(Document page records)
--- START ---

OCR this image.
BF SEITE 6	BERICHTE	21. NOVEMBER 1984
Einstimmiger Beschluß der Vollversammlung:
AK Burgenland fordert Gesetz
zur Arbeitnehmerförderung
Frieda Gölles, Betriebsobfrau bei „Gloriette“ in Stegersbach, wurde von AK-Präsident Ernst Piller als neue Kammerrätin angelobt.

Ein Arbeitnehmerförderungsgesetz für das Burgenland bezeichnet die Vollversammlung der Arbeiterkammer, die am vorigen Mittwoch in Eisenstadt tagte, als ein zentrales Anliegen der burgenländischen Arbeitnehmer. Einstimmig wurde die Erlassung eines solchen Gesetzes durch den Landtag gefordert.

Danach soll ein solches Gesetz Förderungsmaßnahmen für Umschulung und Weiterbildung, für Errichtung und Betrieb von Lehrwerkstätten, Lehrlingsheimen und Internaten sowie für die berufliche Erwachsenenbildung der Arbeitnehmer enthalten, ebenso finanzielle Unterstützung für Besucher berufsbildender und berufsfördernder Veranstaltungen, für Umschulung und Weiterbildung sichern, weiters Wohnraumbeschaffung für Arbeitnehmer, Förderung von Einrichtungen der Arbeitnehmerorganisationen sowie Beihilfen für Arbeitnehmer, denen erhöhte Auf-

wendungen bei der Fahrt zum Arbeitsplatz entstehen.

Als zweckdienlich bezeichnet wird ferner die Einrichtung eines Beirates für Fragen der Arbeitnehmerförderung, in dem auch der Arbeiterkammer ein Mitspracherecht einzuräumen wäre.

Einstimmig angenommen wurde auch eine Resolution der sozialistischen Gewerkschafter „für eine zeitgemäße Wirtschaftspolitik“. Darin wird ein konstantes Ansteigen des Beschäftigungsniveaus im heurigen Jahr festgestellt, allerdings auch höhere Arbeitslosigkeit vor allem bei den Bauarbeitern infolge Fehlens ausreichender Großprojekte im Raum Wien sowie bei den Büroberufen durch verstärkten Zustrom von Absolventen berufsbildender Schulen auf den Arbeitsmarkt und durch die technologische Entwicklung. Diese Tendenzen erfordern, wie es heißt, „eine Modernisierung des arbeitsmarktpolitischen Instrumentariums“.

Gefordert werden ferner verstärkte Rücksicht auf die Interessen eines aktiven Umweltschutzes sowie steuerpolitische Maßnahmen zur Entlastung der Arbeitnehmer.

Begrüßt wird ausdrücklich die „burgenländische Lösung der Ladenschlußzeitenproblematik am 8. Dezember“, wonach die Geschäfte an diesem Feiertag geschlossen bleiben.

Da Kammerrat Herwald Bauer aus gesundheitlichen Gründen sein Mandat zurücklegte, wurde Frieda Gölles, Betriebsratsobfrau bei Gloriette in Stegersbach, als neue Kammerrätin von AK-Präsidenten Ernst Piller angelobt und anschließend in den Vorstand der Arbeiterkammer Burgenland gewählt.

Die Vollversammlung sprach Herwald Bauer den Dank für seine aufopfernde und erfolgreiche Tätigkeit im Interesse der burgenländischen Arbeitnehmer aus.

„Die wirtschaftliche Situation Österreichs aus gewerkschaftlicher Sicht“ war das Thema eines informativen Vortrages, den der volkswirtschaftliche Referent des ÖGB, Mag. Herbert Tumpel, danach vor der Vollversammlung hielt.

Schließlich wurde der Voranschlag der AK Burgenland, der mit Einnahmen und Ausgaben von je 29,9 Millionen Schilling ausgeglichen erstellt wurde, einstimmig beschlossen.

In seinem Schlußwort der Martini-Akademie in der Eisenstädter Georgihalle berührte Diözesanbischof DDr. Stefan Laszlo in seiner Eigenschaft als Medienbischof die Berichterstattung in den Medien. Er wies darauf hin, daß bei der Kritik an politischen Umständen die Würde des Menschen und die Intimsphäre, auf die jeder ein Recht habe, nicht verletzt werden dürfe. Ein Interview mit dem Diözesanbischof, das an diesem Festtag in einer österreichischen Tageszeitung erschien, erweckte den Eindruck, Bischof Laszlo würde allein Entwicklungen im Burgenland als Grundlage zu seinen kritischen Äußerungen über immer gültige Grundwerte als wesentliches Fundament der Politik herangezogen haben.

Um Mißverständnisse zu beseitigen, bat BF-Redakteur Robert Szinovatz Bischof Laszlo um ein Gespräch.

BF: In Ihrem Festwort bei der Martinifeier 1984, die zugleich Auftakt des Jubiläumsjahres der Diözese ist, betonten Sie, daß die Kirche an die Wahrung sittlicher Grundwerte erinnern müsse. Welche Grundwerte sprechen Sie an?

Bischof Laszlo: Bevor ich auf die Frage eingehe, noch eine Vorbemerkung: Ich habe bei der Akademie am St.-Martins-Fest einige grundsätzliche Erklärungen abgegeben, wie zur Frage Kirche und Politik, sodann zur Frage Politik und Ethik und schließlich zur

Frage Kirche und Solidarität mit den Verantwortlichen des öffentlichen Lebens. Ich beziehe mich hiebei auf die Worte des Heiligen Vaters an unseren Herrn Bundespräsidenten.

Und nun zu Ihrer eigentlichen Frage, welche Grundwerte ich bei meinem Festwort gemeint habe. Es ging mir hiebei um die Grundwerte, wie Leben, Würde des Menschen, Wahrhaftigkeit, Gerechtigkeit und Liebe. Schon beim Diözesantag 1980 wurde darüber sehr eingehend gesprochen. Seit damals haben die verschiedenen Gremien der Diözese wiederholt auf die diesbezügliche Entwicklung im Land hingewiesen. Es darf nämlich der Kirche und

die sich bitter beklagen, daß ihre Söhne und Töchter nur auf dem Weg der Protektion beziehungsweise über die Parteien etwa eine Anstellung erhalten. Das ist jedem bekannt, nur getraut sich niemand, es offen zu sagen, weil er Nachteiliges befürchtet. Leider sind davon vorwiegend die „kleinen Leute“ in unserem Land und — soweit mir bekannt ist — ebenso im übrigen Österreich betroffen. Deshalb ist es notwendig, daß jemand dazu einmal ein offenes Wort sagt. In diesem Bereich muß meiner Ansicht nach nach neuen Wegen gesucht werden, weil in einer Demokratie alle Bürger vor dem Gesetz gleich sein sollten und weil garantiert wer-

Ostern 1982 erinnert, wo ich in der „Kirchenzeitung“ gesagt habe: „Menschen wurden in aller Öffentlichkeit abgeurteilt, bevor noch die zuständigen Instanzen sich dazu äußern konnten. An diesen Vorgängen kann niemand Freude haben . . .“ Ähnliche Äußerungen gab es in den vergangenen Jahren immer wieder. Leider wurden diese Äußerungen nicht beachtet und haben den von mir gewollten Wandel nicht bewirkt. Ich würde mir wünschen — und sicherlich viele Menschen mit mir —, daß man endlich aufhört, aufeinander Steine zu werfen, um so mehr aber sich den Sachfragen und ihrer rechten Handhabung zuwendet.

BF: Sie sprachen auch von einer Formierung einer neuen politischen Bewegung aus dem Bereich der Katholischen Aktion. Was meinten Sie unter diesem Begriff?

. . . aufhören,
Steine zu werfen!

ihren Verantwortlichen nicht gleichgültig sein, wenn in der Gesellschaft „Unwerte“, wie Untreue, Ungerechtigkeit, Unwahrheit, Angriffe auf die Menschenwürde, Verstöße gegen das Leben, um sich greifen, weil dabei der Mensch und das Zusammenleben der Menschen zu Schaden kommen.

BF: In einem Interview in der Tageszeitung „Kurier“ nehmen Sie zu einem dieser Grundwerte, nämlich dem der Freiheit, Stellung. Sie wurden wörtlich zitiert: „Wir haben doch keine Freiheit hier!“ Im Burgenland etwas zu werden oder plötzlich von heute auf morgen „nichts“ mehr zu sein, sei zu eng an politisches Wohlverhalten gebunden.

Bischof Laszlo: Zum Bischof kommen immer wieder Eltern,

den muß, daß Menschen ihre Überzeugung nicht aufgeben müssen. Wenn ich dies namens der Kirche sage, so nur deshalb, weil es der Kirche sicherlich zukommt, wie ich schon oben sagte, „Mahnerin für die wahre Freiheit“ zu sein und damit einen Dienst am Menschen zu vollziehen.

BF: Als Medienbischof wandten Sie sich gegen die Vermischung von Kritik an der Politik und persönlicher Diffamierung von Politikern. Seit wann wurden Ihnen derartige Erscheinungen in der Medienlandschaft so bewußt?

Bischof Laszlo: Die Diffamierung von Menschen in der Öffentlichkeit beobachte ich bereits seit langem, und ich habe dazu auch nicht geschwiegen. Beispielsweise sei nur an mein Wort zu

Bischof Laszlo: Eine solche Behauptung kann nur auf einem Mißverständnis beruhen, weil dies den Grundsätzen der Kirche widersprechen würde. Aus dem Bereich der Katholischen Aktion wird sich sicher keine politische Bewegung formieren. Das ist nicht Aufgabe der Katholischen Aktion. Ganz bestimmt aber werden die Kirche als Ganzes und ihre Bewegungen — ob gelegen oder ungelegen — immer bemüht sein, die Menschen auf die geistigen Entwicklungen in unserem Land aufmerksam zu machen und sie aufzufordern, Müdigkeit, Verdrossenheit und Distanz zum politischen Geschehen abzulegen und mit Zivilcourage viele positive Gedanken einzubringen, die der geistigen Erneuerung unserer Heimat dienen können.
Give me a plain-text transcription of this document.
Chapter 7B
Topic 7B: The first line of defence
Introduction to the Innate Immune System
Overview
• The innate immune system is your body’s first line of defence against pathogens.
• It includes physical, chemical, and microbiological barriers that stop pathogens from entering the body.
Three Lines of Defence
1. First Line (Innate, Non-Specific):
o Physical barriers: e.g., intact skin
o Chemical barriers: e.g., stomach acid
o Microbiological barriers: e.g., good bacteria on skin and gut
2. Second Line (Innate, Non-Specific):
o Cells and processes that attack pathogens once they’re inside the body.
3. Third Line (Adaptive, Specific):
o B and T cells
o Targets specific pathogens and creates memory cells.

--- END ---

Write out every line from the data above that includes "Verantwortlichen".

Frage Kirche und Solidarität mit den Verantwortlichen des öffentlichen Lebens. Ich beziehe mich hiebei auf die Worte des Heiligen Vaters an unseren Herrn Bundespräsidenten.
ihren Verantwortlichen nicht gleichgültig sein, wenn in der Gesellschaft „Unwerte“, wie Untreue, Ungerechtigkeit, Unwahrheit, Angriffe auf die Menschenwürde, Verstöße gegen das Leben, um sich greifen, weil dabei der Mensch und das Zusammenleben der Menschen zu Schaden kommen.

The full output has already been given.